%%
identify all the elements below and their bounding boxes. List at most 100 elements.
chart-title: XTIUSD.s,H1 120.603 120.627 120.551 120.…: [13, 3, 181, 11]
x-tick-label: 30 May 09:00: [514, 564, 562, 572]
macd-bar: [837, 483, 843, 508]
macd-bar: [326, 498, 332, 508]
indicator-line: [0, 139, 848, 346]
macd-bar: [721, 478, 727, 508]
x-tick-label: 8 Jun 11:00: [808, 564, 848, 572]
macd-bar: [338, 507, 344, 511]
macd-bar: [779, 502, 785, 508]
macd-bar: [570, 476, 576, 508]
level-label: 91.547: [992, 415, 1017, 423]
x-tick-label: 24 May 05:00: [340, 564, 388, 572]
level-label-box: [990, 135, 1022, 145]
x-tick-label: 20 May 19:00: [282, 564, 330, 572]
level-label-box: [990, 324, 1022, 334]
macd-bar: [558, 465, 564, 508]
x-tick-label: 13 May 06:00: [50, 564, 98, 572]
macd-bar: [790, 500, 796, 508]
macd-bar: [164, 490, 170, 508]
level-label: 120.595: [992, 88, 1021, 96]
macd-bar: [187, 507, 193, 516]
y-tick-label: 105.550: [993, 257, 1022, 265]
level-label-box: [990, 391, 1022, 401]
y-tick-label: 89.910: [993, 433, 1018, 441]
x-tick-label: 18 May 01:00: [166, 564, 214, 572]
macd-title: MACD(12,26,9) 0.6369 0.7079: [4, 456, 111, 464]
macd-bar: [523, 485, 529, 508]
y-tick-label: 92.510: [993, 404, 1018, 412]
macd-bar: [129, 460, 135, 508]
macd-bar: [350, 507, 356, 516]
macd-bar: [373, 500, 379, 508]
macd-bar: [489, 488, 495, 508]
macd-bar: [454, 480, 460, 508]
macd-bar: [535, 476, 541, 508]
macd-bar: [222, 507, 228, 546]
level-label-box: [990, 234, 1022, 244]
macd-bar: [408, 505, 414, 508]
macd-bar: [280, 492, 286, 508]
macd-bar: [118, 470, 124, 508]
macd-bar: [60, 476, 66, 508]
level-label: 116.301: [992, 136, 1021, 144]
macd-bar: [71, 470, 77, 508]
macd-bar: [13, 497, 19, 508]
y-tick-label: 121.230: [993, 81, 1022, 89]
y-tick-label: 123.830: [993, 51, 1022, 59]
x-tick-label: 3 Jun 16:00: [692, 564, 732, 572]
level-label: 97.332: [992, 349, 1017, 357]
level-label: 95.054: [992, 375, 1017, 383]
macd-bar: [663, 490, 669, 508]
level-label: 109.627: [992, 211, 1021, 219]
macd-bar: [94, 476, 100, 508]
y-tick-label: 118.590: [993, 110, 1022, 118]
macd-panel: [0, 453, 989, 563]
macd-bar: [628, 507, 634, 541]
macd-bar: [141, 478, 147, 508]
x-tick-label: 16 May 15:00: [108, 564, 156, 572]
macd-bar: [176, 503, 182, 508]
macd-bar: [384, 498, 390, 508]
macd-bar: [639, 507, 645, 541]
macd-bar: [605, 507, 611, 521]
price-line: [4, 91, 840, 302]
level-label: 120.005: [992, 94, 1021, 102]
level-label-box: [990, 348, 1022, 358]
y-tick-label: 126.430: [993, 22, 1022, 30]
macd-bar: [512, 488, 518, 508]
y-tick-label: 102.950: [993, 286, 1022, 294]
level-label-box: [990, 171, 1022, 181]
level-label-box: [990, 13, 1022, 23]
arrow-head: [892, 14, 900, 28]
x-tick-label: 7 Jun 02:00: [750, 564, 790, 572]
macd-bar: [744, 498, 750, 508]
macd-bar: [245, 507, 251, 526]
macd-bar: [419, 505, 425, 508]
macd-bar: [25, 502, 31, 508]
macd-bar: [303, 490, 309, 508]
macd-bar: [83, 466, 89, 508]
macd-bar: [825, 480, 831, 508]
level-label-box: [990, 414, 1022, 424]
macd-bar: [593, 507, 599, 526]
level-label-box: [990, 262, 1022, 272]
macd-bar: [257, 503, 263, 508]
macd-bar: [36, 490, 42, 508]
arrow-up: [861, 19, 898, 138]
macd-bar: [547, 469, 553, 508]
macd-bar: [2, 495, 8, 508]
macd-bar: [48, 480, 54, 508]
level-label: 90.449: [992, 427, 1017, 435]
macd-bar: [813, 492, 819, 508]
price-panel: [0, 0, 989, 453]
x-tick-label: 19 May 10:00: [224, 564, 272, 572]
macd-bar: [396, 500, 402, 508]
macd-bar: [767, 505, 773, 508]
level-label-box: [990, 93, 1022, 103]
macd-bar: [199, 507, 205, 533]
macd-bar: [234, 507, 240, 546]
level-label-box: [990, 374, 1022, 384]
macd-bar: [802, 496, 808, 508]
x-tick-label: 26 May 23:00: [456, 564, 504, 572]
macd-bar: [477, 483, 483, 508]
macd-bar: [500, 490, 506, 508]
%%
TO DO: Copy every line of the records above again word for word, without changing anything.

TASK OUTPUT:
identify all the elements below and their bounding boxes. List at most 100 elements.
chart-title: XTIUSD.s,H1 120.603 120.627 120.551 120.…: [13, 3, 181, 11]
x-tick-label: 30 May 09:00: [514, 564, 562, 572]
macd-bar: [837, 483, 843, 508]
macd-bar: [326, 498, 332, 508]
indicator-line: [0, 139, 848, 346]
macd-bar: [721, 478, 727, 508]
x-tick-label: 8 Jun 11:00: [808, 564, 848, 572]
macd-bar: [338, 507, 344, 511]
macd-bar: [779, 502, 785, 508]
macd-bar: [570, 476, 576, 508]
level-label: 91.547: [992, 415, 1017, 423]
x-tick-label: 24 May 05:00: [340, 564, 388, 572]
level-label-box: [990, 135, 1022, 145]
x-tick-label: 20 May 19:00: [282, 564, 330, 572]
level-label-box: [990, 324, 1022, 334]
macd-bar: [558, 465, 564, 508]
x-tick-label: 13 May 06:00: [50, 564, 98, 572]
macd-bar: [790, 500, 796, 508]
macd-bar: [164, 490, 170, 508]
level-label: 120.595: [992, 88, 1021, 96]
macd-bar: [187, 507, 193, 516]
y-tick-label: 105.550: [993, 257, 1022, 265]
level-label-box: [990, 391, 1022, 401]
y-tick-label: 89.910: [993, 433, 1018, 441]
x-tick-label: 18 May 01:00: [166, 564, 214, 572]
macd-title: MACD(12,26,9) 0.6369 0.7079: [4, 456, 111, 464]
macd-bar: [523, 485, 529, 508]
y-tick-label: 92.510: [993, 404, 1018, 412]
macd-bar: [129, 460, 135, 508]
macd-bar: [350, 507, 356, 516]
macd-bar: [373, 500, 379, 508]
macd-bar: [489, 488, 495, 508]
macd-bar: [454, 480, 460, 508]
macd-bar: [535, 476, 541, 508]
macd-bar: [222, 507, 228, 546]
level-label-box: [990, 234, 1022, 244]
macd-bar: [408, 505, 414, 508]
macd-bar: [280, 492, 286, 508]
macd-bar: [118, 470, 124, 508]
macd-bar: [60, 476, 66, 508]
level-label: 116.301: [992, 136, 1021, 144]
macd-bar: [71, 470, 77, 508]
macd-bar: [13, 497, 19, 508]
y-tick-label: 121.230: [993, 81, 1022, 89]
y-tick-label: 123.830: [993, 51, 1022, 59]
x-tick-label: 3 Jun 16:00: [692, 564, 732, 572]
level-label: 97.332: [992, 349, 1017, 357]
level-label: 95.054: [992, 375, 1017, 383]
macd-bar: [663, 490, 669, 508]
level-label: 109.627: [992, 211, 1021, 219]
macd-bar: [94, 476, 100, 508]
y-tick-label: 118.590: [993, 110, 1022, 118]
macd-panel: [0, 453, 989, 563]
macd-bar: [628, 507, 634, 541]
macd-bar: [141, 478, 147, 508]
x-tick-label: 16 May 15:00: [108, 564, 156, 572]
macd-bar: [176, 503, 182, 508]
macd-bar: [384, 498, 390, 508]
macd-bar: [639, 507, 645, 541]
macd-bar: [605, 507, 611, 521]
price-line: [4, 91, 840, 302]
level-label: 120.005: [992, 94, 1021, 102]
level-label-box: [990, 348, 1022, 358]
y-tick-label: 126.430: [993, 22, 1022, 30]
macd-bar: [512, 488, 518, 508]
y-tick-label: 102.950: [993, 286, 1022, 294]
level-label-box: [990, 171, 1022, 181]
level-label-box: [990, 13, 1022, 23]
arrow-head: [892, 14, 900, 28]
x-tick-label: 7 Jun 02:00: [750, 564, 790, 572]
macd-bar: [744, 498, 750, 508]
macd-bar: [245, 507, 251, 526]
macd-bar: [419, 505, 425, 508]
macd-bar: [25, 502, 31, 508]
macd-bar: [303, 490, 309, 508]
macd-bar: [83, 466, 89, 508]
macd-bar: [825, 480, 831, 508]
level-label-box: [990, 414, 1022, 424]
macd-bar: [593, 507, 599, 526]
level-label-box: [990, 262, 1022, 272]
macd-bar: [257, 503, 263, 508]
macd-bar: [36, 490, 42, 508]
arrow-up: [861, 19, 898, 138]
macd-bar: [547, 469, 553, 508]
macd-bar: [2, 495, 8, 508]
macd-bar: [48, 480, 54, 508]
level-label: 90.449: [992, 427, 1017, 435]
macd-bar: [813, 492, 819, 508]
price-panel: [0, 0, 989, 453]
x-tick-label: 19 May 10:00: [224, 564, 272, 572]
macd-bar: [396, 500, 402, 508]
macd-bar: [767, 505, 773, 508]
level-label-box: [990, 93, 1022, 103]
macd-bar: [199, 507, 205, 533]
macd-bar: [234, 507, 240, 546]
level-label-box: [990, 374, 1022, 384]
macd-bar: [802, 496, 808, 508]
x-tick-label: 26 May 23:00: [456, 564, 504, 572]
macd-bar: [477, 483, 483, 508]
macd-bar: [500, 490, 506, 508]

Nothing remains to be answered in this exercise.